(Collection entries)
#####

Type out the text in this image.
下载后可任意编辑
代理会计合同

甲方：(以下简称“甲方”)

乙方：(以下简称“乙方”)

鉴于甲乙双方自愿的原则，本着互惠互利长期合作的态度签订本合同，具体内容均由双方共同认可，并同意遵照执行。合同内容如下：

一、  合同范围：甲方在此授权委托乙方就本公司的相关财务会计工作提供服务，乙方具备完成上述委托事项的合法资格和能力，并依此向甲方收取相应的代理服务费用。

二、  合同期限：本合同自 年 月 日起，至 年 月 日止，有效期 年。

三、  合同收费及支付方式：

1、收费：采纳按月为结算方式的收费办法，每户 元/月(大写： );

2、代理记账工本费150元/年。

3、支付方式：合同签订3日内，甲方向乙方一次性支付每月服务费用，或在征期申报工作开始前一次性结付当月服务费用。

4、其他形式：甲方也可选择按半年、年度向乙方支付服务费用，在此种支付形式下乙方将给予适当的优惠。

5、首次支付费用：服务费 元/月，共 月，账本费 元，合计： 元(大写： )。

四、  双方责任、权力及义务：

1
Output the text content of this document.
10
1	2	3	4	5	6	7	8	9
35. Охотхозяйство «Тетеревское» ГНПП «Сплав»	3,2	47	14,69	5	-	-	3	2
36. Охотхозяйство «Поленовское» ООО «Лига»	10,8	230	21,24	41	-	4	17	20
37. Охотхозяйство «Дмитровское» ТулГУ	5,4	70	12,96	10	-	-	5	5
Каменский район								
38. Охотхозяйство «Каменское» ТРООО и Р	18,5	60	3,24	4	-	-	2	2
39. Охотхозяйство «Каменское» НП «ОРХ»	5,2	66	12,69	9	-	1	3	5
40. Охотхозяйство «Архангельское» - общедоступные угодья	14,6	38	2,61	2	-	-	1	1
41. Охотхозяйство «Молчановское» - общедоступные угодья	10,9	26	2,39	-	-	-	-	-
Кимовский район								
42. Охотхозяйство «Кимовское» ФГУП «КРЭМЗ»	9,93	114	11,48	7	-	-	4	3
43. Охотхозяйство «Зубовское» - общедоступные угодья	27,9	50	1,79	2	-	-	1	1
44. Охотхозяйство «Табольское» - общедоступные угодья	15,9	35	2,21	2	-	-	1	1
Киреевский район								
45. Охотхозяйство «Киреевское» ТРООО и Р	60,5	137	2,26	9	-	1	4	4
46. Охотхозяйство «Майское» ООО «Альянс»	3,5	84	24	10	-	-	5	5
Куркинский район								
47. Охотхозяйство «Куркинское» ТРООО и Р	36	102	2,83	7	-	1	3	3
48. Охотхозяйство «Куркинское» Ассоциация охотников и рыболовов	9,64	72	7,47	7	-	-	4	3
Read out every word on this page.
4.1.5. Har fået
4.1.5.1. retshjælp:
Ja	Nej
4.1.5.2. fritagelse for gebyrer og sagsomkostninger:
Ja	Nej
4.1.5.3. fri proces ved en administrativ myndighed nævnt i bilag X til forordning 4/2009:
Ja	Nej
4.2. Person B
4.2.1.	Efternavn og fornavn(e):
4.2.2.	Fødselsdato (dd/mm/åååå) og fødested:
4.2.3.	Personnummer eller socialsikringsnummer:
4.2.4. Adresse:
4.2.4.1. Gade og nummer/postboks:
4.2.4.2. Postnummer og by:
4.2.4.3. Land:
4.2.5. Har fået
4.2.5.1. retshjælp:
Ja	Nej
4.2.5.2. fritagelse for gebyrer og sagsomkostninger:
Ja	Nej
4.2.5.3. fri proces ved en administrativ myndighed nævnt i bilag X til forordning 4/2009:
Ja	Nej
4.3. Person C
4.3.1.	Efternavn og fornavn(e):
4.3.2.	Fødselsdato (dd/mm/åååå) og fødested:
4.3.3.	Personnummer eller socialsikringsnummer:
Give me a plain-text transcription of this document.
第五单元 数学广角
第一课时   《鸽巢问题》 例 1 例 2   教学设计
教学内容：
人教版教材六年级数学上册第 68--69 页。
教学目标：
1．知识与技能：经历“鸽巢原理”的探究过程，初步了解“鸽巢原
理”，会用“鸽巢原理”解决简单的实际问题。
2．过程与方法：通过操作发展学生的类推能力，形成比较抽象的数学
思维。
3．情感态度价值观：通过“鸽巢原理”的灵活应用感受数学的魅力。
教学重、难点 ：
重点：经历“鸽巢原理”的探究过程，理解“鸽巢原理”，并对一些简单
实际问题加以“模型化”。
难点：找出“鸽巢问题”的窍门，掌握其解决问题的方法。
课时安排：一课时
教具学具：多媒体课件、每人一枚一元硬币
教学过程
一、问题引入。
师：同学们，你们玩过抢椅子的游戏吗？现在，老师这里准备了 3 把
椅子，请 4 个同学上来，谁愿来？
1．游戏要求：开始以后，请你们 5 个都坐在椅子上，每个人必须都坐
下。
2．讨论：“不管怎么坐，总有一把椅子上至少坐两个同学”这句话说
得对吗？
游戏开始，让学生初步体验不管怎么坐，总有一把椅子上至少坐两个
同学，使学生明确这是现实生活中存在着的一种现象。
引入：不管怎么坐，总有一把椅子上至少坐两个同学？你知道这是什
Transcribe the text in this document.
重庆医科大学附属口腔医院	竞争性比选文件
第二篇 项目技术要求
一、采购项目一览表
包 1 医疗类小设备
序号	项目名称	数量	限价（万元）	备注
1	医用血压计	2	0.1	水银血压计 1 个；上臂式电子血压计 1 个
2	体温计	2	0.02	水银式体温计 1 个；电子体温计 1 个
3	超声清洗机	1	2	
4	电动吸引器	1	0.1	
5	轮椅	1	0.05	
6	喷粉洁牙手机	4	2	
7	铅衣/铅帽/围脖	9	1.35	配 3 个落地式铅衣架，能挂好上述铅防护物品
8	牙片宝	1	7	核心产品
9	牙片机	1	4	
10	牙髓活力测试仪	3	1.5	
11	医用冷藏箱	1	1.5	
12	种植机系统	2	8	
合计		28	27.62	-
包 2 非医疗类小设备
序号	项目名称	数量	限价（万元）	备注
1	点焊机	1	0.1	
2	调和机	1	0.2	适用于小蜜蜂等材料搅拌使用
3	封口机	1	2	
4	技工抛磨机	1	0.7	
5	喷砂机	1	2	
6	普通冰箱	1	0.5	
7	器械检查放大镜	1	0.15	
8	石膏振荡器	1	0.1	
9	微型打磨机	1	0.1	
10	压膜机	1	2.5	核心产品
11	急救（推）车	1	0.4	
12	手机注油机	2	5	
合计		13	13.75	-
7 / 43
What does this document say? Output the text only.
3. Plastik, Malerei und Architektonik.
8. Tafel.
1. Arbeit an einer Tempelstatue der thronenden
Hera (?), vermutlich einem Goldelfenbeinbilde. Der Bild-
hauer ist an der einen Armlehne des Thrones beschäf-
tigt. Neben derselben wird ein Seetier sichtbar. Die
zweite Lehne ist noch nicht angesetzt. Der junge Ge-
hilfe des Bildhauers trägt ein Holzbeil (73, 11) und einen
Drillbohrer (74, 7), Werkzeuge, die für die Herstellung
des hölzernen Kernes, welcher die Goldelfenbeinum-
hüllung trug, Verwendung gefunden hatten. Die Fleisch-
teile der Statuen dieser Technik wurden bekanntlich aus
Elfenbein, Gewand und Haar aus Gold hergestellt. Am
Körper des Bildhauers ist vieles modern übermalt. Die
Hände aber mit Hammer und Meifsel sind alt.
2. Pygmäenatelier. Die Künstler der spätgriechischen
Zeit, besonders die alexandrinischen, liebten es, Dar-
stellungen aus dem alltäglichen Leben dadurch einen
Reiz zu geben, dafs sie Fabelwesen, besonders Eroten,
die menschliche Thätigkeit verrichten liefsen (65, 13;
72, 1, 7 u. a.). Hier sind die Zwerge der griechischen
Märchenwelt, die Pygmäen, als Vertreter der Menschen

#####

The task: Copy every line of the records word for word.

Task solution:
Type out the text in this image.
下载后可任意编辑
代理会计合同

甲方：(以下简称“甲方”)

乙方：(以下简称“乙方”)

鉴于甲乙双方自愿的原则，本着互惠互利长期合作的态度签订本合同，具体内容均由双方共同认可，并同意遵照执行。合同内容如下：

一、  合同范围：甲方在此授权委托乙方就本公司的相关财务会计工作提供服务，乙方具备完成上述委托事项的合法资格和能力，并依此向甲方收取相应的代理服务费用。

二、  合同期限：本合同自 年 月 日起，至 年 月 日止，有效期 年。

三、  合同收费及支付方式：

1、收费：采纳按月为结算方式的收费办法，每户 元/月(大写： );

2、代理记账工本费150元/年。

3、支付方式：合同签订3日内，甲方向乙方一次性支付每月服务费用，或在征期申报工作开始前一次性结付当月服务费用。

4、其他形式：甲方也可选择按半年、年度向乙方支付服务费用，在此种支付形式下乙方将给予适当的优惠。

5、首次支付费用：服务费 元/月，共 月，账本费 元，合计： 元(大写： )。

四、  双方责任、权力及义务：

1
Output the text content of this document.
10
1	2	3	4	5	6	7	8	9
35. Охотхозяйство «Тетеревское» ГНПП «Сплав»	3,2	47	14,69	5	-	-	3	2
36. Охотхозяйство «Поленовское» ООО «Лига»	10,8	230	21,24	41	-	4	17	20
37. Охотхозяйство «Дмитровское» ТулГУ	5,4	70	12,96	10	-	-	5	5
Каменский район								
38. Охотхозяйство «Каменское» ТРООО и Р	18,5	60	3,24	4	-	-	2	2
39. Охотхозяйство «Каменское» НП «ОРХ»	5,2	66	12,69	9	-	1	3	5
40. Охотхозяйство «Архангельское» - общедоступные угодья	14,6	38	2,61	2	-	-	1	1
41. Охотхозяйство «Молчановское» - общедоступные угодья	10,9	26	2,39	-	-	-	-	-
Кимовский район								
42. Охотхозяйство «Кимовское» ФГУП «КРЭМЗ»	9,93	114	11,48	7	-	-	4	3
43. Охотхозяйство «Зубовское» - общедоступные угодья	27,9	50	1,79	2	-	-	1	1
44. Охотхозяйство «Табольское» - общедоступные угодья	15,9	35	2,21	2	-	-	1	1
Киреевский район								
45. Охотхозяйство «Киреевское» ТРООО и Р	60,5	137	2,26	9	-	1	4	4
46. Охотхозяйство «Майское» ООО «Альянс»	3,5	84	24	10	-	-	5	5
Куркинский район								
47. Охотхозяйство «Куркинское» ТРООО и Р	36	102	2,83	7	-	1	3	3
48. Охотхозяйство «Куркинское» Ассоциация охотников и рыболовов	9,64	72	7,47	7	-	-	4	3
Read out every word on this page.
4.1.5. Har fået
4.1.5.1. retshjælp:
Ja	Nej
4.1.5.2. fritagelse for gebyrer og sagsomkostninger:
Ja	Nej
4.1.5.3. fri proces ved en administrativ myndighed nævnt i bilag X til forordning 4/2009:
Ja	Nej
4.2. Person B
4.2.1.	Efternavn og fornavn(e):
4.2.2.	Fødselsdato (dd/mm/åååå) og fødested:
4.2.3.	Personnummer eller socialsikringsnummer:
4.2.4. Adresse:
4.2.4.1. Gade og nummer/postboks:
4.2.4.2. Postnummer og by:
4.2.4.3. Land:
4.2.5. Har fået
4.2.5.1. retshjælp:
Ja	Nej
4.2.5.2. fritagelse for gebyrer og sagsomkostninger:
Ja	Nej
4.2.5.3. fri proces ved en administrativ myndighed nævnt i bilag X til forordning 4/2009:
Ja	Nej
4.3. Person C
4.3.1.	Efternavn og fornavn(e):
4.3.2.	Fødselsdato (dd/mm/åååå) og fødested:
4.3.3.	Personnummer eller socialsikringsnummer:
Give me a plain-text transcription of this document.
第五单元 数学广角
第一课时   《鸽巢问题》 例 1 例 2   教学设计
教学内容：
人教版教材六年级数学上册第 68--69 页。
教学目标：
1．知识与技能：经历“鸽巢原理”的探究过程，初步了解“鸽巢原
理”，会用“鸽巢原理”解决简单的实际问题。
2．过程与方法：通过操作发展学生的类推能力，形成比较抽象的数学
思维。
3．情感态度价值观：通过“鸽巢原理”的灵活应用感受数学的魅力。
教学重、难点 ：
重点：经历“鸽巢原理”的探究过程，理解“鸽巢原理”，并对一些简单
实际问题加以“模型化”。
难点：找出“鸽巢问题”的窍门，掌握其解决问题的方法。
课时安排：一课时
教具学具：多媒体课件、每人一枚一元硬币
教学过程
一、问题引入。
师：同学们，你们玩过抢椅子的游戏吗？现在，老师这里准备了 3 把
椅子，请 4 个同学上来，谁愿来？
1．游戏要求：开始以后，请你们 5 个都坐在椅子上，每个人必须都坐
下。
2．讨论：“不管怎么坐，总有一把椅子上至少坐两个同学”这句话说
得对吗？
游戏开始，让学生初步体验不管怎么坐，总有一把椅子上至少坐两个
同学，使学生明确这是现实生活中存在着的一种现象。
引入：不管怎么坐，总有一把椅子上至少坐两个同学？你知道这是什
Transcribe the text in this document.
重庆医科大学附属口腔医院	竞争性比选文件
第二篇 项目技术要求
一、采购项目一览表
包 1 医疗类小设备
序号	项目名称	数量	限价（万元）	备注
1	医用血压计	2	0.1	水银血压计 1 个；上臂式电子血压计 1 个
2	体温计	2	0.02	水银式体温计 1 个；电子体温计 1 个
3	超声清洗机	1	2	
4	电动吸引器	1	0.1	
5	轮椅	1	0.05	
6	喷粉洁牙手机	4	2	
7	铅衣/铅帽/围脖	9	1.35	配 3 个落地式铅衣架，能挂好上述铅防护物品
8	牙片宝	1	7	核心产品
9	牙片机	1	4	
10	牙髓活力测试仪	3	1.5	
11	医用冷藏箱	1	1.5	
12	种植机系统	2	8	
合计		28	27.62	-
包 2 非医疗类小设备
序号	项目名称	数量	限价（万元）	备注
1	点焊机	1	0.1	
2	调和机	1	0.2	适用于小蜜蜂等材料搅拌使用
3	封口机	1	2	
4	技工抛磨机	1	0.7	
5	喷砂机	1	2	
6	普通冰箱	1	0.5	
7	器械检查放大镜	1	0.15	
8	石膏振荡器	1	0.1	
9	微型打磨机	1	0.1	
10	压膜机	1	2.5	核心产品
11	急救（推）车	1	0.4	
12	手机注油机	2	5	
合计		13	13.75	-
7 / 43
What does this document say? Output the text only.
3. Plastik, Malerei und Architektonik.
8. Tafel.
1. Arbeit an einer Tempelstatue der thronenden
Hera (?), vermutlich einem Goldelfenbeinbilde. Der Bild-
hauer ist an der einen Armlehne des Thrones beschäf-
tigt. Neben derselben wird ein Seetier sichtbar. Die
zweite Lehne ist noch nicht angesetzt. Der junge Ge-
hilfe des Bildhauers trägt ein Holzbeil (73, 11) und einen
Drillbohrer (74, 7), Werkzeuge, die für die Herstellung
des hölzernen Kernes, welcher die Goldelfenbeinum-
hüllung trug, Verwendung gefunden hatten. Die Fleisch-
teile der Statuen dieser Technik wurden bekanntlich aus
Elfenbein, Gewand und Haar aus Gold hergestellt. Am
Körper des Bildhauers ist vieles modern übermalt. Die
Hände aber mit Hammer und Meifsel sind alt.
2. Pygmäenatelier. Die Künstler der spätgriechischen
Zeit, besonders die alexandrinischen, liebten es, Dar-
stellungen aus dem alltäglichen Leben dadurch einen
Reiz zu geben, dafs sie Fabelwesen, besonders Eroten,
die menschliche Thätigkeit verrichten liefsen (65, 13;
72, 1, 7 u. a.). Hier sind die Zwerge der griechischen
Märchenwelt, die Pygmäen, als Vertreter der Menschen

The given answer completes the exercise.